**DIRECTIONS FOR THIS TASK**
Note how many lines of the data below hold the word "Documents", then give that number with no other text.

**DATA SECTION**
[Start of section]
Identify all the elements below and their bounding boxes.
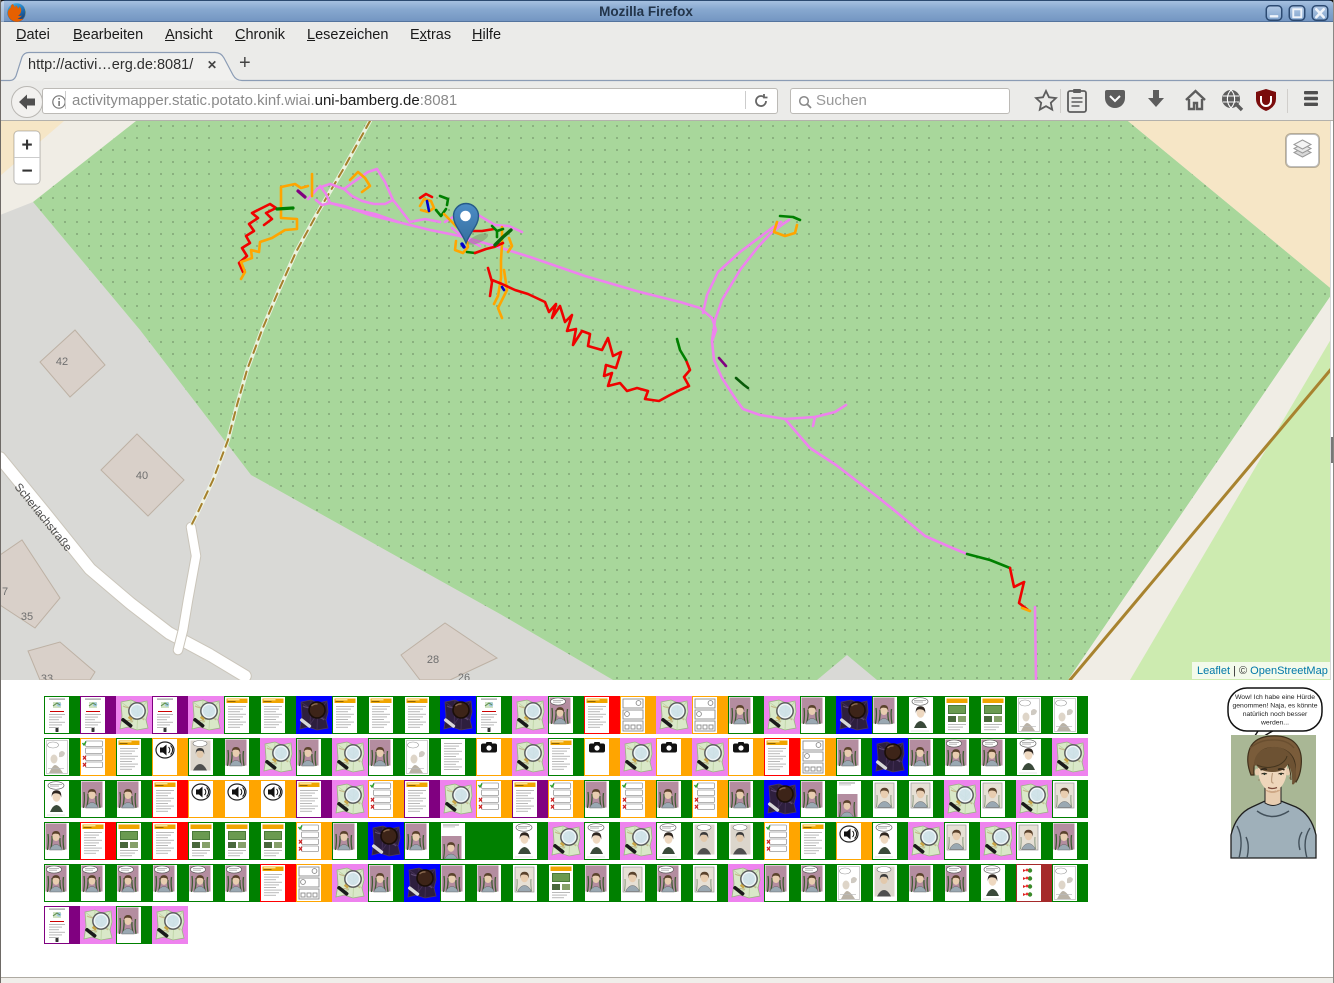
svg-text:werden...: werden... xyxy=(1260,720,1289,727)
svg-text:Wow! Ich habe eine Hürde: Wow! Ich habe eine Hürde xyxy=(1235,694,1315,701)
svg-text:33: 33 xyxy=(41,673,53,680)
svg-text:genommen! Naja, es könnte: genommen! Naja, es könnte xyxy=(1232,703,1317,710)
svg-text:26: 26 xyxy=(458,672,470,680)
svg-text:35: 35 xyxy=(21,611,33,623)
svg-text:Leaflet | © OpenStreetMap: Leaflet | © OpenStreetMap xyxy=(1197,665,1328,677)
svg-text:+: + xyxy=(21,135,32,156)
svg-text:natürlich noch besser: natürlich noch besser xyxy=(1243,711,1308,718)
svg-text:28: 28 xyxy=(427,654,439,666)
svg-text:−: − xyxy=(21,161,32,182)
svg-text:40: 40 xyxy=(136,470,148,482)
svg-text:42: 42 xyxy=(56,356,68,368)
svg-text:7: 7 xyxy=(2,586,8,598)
[End of section]
[Start of section]
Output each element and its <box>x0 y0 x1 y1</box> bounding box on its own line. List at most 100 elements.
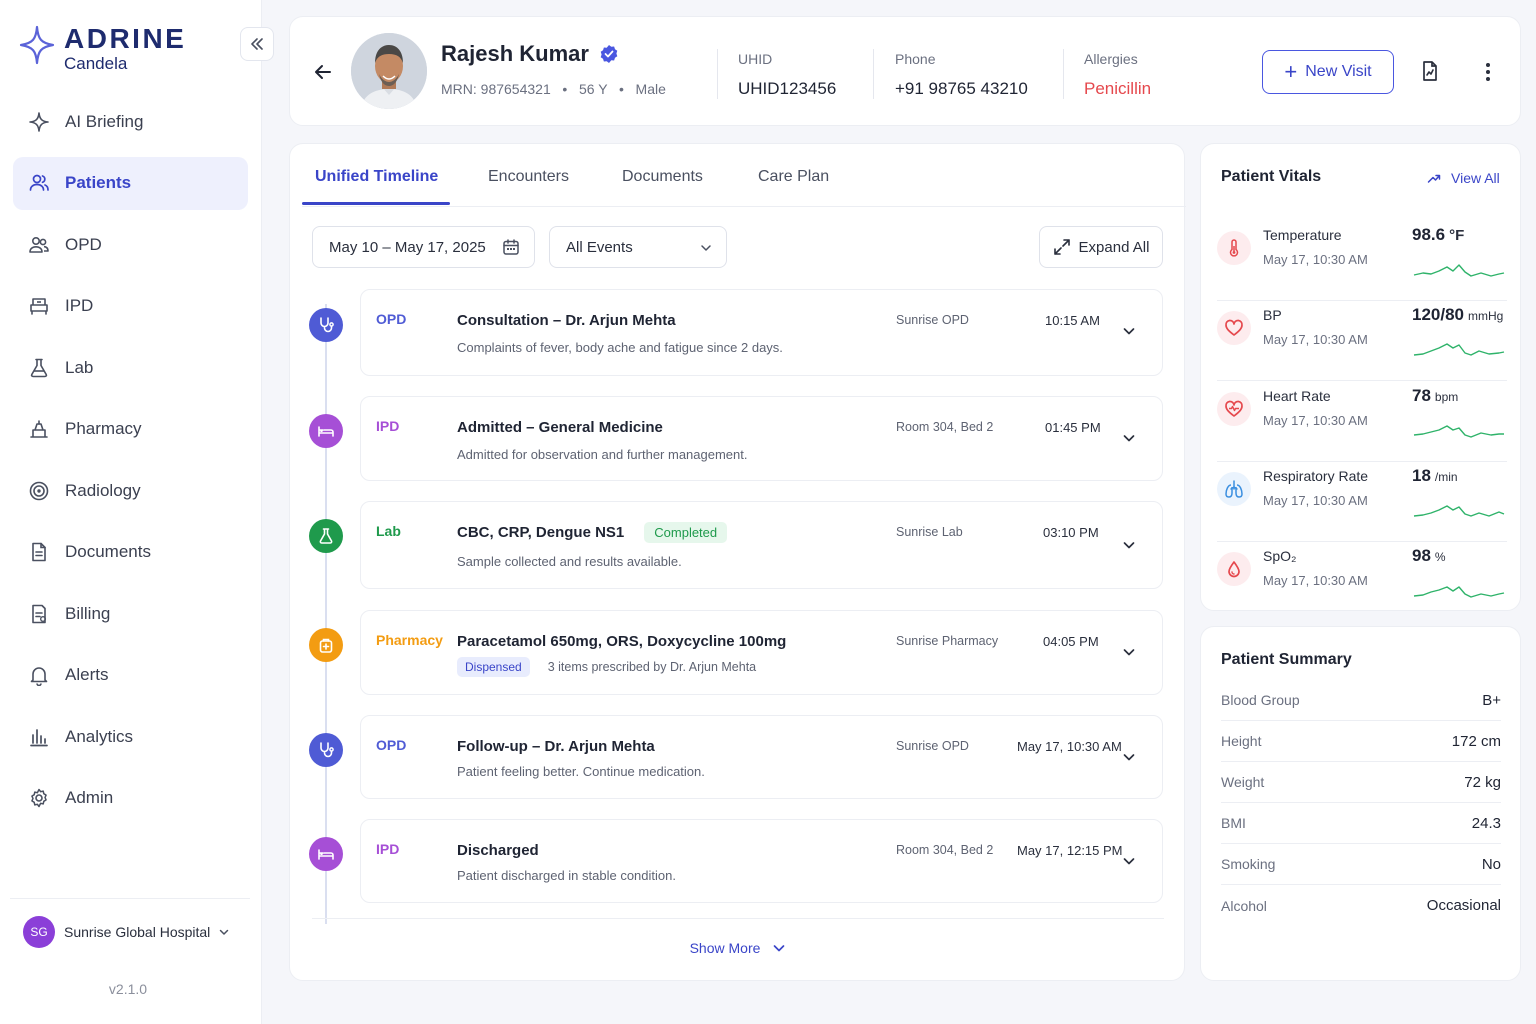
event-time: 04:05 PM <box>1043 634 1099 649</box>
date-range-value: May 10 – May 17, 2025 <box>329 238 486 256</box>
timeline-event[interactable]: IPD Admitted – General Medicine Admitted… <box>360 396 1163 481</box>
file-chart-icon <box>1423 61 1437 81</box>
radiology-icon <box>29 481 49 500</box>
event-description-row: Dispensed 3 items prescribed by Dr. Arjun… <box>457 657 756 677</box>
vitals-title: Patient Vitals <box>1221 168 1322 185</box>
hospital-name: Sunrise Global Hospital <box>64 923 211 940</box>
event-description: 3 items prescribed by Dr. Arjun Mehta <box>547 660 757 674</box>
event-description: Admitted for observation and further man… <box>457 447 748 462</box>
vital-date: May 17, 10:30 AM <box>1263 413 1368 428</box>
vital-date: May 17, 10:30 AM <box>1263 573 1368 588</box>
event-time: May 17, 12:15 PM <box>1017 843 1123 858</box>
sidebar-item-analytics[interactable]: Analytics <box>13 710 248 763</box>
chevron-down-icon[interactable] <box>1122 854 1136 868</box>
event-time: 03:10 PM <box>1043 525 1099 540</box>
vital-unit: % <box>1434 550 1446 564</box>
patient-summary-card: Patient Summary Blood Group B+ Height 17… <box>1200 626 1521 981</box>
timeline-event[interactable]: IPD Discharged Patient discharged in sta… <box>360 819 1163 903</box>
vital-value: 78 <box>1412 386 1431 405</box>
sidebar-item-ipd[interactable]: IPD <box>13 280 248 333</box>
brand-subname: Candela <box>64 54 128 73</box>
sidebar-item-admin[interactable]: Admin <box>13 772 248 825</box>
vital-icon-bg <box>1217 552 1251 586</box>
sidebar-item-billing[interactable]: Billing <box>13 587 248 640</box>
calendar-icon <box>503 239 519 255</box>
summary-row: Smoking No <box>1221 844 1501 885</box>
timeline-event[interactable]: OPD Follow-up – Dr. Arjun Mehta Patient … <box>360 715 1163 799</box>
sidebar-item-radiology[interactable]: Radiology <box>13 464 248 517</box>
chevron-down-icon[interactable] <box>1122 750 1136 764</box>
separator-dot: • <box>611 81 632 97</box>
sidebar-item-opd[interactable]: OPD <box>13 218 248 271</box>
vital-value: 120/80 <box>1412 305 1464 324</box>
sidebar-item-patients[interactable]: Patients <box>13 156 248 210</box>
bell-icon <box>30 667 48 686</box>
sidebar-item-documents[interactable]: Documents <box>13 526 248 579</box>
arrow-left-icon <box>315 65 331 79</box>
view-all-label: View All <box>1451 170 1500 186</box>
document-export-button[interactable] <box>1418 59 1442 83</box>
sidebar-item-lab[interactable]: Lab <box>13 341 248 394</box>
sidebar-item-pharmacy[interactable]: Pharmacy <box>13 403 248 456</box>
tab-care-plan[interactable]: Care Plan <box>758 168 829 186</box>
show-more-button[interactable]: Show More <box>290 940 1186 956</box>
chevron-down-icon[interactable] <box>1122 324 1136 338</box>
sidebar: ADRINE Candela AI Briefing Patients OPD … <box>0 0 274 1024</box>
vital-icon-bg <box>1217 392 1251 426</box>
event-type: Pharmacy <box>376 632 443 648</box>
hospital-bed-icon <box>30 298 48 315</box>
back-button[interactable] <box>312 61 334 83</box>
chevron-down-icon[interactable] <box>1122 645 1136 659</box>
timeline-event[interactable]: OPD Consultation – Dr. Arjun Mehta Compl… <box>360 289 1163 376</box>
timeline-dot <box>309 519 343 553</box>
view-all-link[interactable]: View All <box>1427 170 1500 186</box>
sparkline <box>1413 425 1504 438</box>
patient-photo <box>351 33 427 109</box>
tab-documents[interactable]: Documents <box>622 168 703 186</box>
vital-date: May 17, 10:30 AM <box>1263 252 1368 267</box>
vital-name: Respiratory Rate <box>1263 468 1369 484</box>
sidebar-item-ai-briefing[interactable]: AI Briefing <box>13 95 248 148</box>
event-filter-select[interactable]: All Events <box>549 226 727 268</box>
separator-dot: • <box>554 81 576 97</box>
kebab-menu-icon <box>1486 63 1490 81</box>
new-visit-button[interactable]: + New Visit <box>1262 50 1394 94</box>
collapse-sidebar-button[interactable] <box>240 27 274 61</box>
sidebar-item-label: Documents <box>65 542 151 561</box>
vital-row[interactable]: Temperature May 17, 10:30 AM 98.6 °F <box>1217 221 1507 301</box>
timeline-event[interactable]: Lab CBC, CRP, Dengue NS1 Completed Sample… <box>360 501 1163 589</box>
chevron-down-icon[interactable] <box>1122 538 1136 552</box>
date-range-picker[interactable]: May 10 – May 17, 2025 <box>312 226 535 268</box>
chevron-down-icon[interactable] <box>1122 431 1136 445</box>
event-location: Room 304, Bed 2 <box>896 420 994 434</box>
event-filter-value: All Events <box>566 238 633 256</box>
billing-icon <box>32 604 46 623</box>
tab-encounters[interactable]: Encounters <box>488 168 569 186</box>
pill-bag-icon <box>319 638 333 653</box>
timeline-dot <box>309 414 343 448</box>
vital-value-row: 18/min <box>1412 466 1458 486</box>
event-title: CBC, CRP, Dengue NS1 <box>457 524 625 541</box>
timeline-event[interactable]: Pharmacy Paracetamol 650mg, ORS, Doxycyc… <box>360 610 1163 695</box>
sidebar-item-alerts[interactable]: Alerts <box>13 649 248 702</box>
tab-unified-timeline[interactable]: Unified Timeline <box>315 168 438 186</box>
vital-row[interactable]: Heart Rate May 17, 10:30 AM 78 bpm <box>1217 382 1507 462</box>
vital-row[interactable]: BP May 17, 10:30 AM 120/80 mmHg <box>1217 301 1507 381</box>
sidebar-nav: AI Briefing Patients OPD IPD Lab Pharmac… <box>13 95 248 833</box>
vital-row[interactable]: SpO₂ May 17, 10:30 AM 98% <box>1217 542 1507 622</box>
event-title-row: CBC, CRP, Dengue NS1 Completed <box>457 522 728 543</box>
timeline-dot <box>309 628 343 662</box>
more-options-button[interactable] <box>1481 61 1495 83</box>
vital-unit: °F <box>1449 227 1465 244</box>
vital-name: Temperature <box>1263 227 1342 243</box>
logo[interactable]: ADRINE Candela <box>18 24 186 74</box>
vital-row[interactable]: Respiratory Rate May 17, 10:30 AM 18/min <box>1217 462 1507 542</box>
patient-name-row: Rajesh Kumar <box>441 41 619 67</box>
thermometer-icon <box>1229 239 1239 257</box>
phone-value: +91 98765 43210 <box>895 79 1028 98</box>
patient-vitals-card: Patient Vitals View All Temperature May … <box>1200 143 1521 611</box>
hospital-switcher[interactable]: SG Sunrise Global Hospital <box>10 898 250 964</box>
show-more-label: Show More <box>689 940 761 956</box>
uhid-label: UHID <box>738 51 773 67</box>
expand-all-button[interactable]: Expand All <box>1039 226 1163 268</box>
[End of section]
**TASK RESULT**
3